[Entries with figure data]
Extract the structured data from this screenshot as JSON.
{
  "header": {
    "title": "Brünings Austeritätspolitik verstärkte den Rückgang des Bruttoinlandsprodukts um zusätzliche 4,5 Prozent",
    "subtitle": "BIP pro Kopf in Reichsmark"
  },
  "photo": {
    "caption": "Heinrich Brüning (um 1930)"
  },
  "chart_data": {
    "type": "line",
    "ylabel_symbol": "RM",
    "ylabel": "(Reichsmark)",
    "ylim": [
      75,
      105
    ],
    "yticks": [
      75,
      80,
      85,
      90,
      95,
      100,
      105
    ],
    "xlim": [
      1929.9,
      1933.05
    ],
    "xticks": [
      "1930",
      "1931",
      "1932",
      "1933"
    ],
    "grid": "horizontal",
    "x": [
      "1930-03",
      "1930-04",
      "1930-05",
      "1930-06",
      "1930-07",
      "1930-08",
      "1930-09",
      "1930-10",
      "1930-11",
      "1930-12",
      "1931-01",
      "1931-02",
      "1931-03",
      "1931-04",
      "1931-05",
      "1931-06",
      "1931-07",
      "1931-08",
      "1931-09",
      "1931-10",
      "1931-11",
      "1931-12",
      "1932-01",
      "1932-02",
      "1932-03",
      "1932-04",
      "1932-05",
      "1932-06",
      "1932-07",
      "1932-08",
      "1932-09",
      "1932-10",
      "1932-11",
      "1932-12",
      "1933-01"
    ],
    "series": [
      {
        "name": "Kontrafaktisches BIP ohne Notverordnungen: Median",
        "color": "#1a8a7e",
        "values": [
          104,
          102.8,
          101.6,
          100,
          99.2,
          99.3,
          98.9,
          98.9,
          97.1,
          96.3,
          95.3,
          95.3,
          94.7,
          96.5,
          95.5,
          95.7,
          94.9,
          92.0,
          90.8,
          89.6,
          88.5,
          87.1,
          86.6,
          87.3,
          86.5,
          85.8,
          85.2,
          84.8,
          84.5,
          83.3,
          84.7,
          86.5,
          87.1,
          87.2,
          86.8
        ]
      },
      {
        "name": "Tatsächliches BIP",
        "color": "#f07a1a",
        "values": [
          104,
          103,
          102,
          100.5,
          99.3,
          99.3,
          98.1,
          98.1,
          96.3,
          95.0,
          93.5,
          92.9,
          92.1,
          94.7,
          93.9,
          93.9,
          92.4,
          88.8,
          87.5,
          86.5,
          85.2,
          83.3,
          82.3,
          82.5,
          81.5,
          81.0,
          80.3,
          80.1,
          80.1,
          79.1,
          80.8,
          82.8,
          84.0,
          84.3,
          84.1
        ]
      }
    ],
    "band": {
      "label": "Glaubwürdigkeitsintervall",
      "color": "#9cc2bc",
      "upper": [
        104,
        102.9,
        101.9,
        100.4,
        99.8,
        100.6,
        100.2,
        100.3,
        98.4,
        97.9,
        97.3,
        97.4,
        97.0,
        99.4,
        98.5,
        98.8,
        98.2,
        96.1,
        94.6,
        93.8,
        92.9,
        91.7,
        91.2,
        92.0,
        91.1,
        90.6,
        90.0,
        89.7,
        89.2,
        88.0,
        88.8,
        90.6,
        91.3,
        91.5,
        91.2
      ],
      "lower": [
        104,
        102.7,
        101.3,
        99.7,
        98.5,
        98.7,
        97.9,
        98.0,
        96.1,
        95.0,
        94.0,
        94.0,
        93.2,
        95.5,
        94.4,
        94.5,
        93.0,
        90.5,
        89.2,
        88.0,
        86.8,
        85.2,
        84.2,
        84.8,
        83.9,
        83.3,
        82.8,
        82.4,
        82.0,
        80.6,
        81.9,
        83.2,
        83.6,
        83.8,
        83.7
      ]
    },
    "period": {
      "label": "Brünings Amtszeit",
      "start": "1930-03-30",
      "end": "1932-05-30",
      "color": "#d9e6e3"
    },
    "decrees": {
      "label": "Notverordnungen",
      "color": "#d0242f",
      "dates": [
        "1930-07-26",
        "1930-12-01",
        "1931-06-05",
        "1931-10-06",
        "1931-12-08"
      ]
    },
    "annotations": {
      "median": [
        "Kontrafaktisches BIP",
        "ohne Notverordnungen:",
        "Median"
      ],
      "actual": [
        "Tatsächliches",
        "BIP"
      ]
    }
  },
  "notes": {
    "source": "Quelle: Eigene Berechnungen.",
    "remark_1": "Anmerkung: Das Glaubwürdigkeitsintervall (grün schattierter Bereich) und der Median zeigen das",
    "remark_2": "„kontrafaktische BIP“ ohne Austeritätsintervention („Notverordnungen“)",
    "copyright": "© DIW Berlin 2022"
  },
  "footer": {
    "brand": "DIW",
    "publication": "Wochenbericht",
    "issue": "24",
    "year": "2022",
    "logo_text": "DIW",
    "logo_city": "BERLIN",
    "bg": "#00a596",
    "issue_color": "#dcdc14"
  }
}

* [PROBLEM STATEMENT]
Write out all of the records above exactly as they appear.

* [EXERCISE SOLUTION]
Extract the structured data from this screenshot as JSON.
{
  "header": {
    "title": "Brünings Austeritätspolitik verstärkte den Rückgang des Bruttoinlandsprodukts um zusätzliche 4,5 Prozent",
    "subtitle": "BIP pro Kopf in Reichsmark"
  },
  "photo": {
    "caption": "Heinrich Brüning (um 1930)"
  },
  "chart_data": {
    "type": "line",
    "ylabel_symbol": "RM",
    "ylabel": "(Reichsmark)",
    "ylim": [
      75,
      105
    ],
    "yticks": [
      75,
      80,
      85,
      90,
      95,
      100,
      105
    ],
    "xlim": [
      1929.9,
      1933.05
    ],
    "xticks": [
      "1930",
      "1931",
      "1932",
      "1933"
    ],
    "grid": "horizontal",
    "x": [
      "1930-03",
      "1930-04",
      "1930-05",
      "1930-06",
      "1930-07",
      "1930-08",
      "1930-09",
      "1930-10",
      "1930-11",
      "1930-12",
      "1931-01",
      "1931-02",
      "1931-03",
      "1931-04",
      "1931-05",
      "1931-06",
      "1931-07",
      "1931-08",
      "1931-09",
      "1931-10",
      "1931-11",
      "1931-12",
      "1932-01",
      "1932-02",
      "1932-03",
      "1932-04",
      "1932-05",
      "1932-06",
      "1932-07",
      "1932-08",
      "1932-09",
      "1932-10",
      "1932-11",
      "1932-12",
      "1933-01"
    ],
    "series": [
      {
        "name": "Kontrafaktisches BIP ohne Notverordnungen: Median",
        "color": "#1a8a7e",
        "values": [
          104,
          102.8,
          101.6,
          100,
          99.2,
          99.3,
          98.9,
          98.9,
          97.1,
          96.3,
          95.3,
          95.3,
          94.7,
          96.5,
          95.5,
          95.7,
          94.9,
          92.0,
          90.8,
          89.6,
          88.5,
          87.1,
          86.6,
          87.3,
          86.5,
          85.8,
          85.2,
          84.8,
          84.5,
          83.3,
          84.7,
          86.5,
          87.1,
          87.2,
          86.8
        ]
      },
      {
        "name": "Tatsächliches BIP",
        "color": "#f07a1a",
        "values": [
          104,
          103,
          102,
          100.5,
          99.3,
          99.3,
          98.1,
          98.1,
          96.3,
          95.0,
          93.5,
          92.9,
          92.1,
          94.7,
          93.9,
          93.9,
          92.4,
          88.8,
          87.5,
          86.5,
          85.2,
          83.3,
          82.3,
          82.5,
          81.5,
          81.0,
          80.3,
          80.1,
          80.1,
          79.1,
          80.8,
          82.8,
          84.0,
          84.3,
          84.1
        ]
      }
    ],
    "band": {
      "label": "Glaubwürdigkeitsintervall",
      "color": "#9cc2bc",
      "upper": [
        104,
        102.9,
        101.9,
        100.4,
        99.8,
        100.6,
        100.2,
        100.3,
        98.4,
        97.9,
        97.3,
        97.4,
        97.0,
        99.4,
        98.5,
        98.8,
        98.2,
        96.1,
        94.6,
        93.8,
        92.9,
        91.7,
        91.2,
        92.0,
        91.1,
        90.6,
        90.0,
        89.7,
        89.2,
        88.0,
        88.8,
        90.6,
        91.3,
        91.5,
        91.2
      ],
      "lower": [
        104,
        102.7,
        101.3,
        99.7,
        98.5,
        98.7,
        97.9,
        98.0,
        96.1,
        95.0,
        94.0,
        94.0,
        93.2,
        95.5,
        94.4,
        94.5,
        93.0,
        90.5,
        89.2,
        88.0,
        86.8,
        85.2,
        84.2,
        84.8,
        83.9,
        83.3,
        82.8,
        82.4,
        82.0,
        80.6,
        81.9,
        83.2,
        83.6,
        83.8,
        83.7
      ]
    },
    "period": {
      "label": "Brünings Amtszeit",
      "start": "1930-03-30",
      "end": "1932-05-30",
      "color": "#d9e6e3"
    },
    "decrees": {
      "label": "Notverordnungen",
      "color": "#d0242f",
      "dates": [
        "1930-07-26",
        "1930-12-01",
        "1931-06-05",
        "1931-10-06",
        "1931-12-08"
      ]
    },
    "annotations": {
      "median": [
        "Kontrafaktisches BIP",
        "ohne Notverordnungen:",
        "Median"
      ],
      "actual": [
        "Tatsächliches",
        "BIP"
      ]
    }
  },
  "notes": {
    "source": "Quelle: Eigene Berechnungen.",
    "remark_1": "Anmerkung: Das Glaubwürdigkeitsintervall (grün schattierter Bereich) und der Median zeigen das",
    "remark_2": "„kontrafaktische BIP“ ohne Austeritätsintervention („Notverordnungen“)",
    "copyright": "© DIW Berlin 2022"
  },
  "footer": {
    "brand": "DIW",
    "publication": "Wochenbericht",
    "issue": "24",
    "year": "2022",
    "logo_text": "DIW",
    "logo_city": "BERLIN",
    "bg": "#00a596",
    "issue_color": "#dcdc14"
  }
}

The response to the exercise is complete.